**SHORT TASK**
Please write out the material from its first line through the line that contains "brush-size-preset[interactable]: 1200 xyxy=(1472,963,1503,1001)", both included, copying each line without any change.

* Start DATA FOR THE TASK *

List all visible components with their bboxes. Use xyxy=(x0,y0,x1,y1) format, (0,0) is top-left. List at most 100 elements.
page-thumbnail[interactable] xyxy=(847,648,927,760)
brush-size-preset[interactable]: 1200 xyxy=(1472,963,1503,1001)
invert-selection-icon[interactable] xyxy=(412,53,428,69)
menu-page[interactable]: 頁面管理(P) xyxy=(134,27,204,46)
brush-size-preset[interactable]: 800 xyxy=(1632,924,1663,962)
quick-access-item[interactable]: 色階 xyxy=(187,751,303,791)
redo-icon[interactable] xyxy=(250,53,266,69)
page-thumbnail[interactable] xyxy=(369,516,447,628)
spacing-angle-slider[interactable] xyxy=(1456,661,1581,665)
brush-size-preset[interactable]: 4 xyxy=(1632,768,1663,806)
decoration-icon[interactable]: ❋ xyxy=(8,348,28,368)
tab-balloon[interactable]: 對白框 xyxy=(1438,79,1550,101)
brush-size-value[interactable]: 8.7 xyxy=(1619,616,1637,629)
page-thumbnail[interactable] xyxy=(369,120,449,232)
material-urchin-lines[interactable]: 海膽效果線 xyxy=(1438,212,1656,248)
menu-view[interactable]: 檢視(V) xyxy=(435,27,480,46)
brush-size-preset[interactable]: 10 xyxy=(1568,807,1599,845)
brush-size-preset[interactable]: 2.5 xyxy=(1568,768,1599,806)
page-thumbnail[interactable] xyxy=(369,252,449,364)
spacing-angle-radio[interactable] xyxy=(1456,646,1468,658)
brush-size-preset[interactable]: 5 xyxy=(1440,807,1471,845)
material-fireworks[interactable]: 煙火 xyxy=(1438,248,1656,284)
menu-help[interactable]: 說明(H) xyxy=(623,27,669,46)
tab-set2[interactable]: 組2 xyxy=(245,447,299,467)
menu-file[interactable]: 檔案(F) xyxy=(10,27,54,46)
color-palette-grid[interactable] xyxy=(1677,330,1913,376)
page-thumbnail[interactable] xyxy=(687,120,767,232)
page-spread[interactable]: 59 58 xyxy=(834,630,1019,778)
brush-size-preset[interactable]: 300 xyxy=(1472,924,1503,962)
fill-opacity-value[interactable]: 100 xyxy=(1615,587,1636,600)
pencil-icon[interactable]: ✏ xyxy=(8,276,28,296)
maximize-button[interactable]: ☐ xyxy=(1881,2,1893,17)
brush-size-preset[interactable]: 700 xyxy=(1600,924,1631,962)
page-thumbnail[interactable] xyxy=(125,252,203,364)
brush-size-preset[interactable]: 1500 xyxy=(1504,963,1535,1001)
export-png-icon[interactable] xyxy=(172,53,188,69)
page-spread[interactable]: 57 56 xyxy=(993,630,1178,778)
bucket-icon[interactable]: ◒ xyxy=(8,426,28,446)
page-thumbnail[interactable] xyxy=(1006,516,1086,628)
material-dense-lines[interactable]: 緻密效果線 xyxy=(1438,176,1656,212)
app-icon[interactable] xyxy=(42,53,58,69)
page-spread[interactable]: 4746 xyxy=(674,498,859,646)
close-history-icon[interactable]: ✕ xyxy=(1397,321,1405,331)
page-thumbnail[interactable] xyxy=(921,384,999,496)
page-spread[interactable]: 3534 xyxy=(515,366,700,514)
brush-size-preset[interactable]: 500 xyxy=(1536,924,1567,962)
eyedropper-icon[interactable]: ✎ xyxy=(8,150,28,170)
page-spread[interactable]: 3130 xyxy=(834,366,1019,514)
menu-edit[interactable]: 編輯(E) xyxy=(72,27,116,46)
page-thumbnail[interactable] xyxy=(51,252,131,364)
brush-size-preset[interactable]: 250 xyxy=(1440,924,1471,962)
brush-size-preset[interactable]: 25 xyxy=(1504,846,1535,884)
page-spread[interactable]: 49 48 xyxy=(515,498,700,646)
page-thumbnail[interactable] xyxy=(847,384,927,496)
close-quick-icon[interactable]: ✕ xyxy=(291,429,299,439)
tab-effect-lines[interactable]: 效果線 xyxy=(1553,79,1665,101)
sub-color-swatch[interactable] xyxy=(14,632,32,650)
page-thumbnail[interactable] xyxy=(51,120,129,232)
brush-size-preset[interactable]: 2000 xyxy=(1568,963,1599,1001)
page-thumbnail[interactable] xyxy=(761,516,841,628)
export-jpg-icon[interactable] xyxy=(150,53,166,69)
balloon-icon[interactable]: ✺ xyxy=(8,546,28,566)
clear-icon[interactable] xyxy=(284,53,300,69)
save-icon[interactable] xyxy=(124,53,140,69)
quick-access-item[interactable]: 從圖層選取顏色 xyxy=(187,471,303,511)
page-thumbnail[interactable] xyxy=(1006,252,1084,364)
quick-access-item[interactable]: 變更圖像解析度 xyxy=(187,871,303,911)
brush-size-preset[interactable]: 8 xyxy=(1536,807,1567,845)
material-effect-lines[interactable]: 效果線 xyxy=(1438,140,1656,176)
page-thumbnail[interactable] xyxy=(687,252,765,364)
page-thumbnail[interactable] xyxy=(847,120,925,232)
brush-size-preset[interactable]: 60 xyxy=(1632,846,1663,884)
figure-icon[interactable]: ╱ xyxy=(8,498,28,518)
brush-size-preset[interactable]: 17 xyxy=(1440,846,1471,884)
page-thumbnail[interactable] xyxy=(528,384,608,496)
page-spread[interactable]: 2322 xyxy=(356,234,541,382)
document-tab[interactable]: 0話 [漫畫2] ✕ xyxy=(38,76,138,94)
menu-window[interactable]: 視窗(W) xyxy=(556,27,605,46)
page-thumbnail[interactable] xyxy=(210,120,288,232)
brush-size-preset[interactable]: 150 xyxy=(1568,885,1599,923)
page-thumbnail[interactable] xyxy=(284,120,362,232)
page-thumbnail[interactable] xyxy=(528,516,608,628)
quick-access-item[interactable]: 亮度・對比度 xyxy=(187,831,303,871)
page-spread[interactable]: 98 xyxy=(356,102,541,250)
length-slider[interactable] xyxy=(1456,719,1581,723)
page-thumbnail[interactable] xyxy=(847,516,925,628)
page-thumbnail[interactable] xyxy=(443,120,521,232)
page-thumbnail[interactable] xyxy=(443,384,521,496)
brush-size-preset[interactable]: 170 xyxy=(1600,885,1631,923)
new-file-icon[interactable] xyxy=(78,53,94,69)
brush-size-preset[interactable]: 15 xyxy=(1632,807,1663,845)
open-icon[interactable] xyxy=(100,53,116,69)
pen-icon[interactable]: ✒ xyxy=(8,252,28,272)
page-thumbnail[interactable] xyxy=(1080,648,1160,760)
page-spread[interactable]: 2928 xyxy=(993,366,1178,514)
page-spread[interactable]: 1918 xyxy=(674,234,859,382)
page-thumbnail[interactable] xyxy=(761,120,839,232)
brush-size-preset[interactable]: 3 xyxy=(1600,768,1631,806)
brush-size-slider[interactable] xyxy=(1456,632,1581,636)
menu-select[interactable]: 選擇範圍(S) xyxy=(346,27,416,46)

* End DATA FOR THE TASK *

**THE COMPLETED TASK**
List all visible components with their bboxes. Use xyxy=(x0,y0,x1,y1) format, (0,0) is top-left. List at most 100 elements.
page-thumbnail[interactable] xyxy=(847,648,927,760)
brush-size-preset[interactable]: 1200 xyxy=(1472,963,1503,1001)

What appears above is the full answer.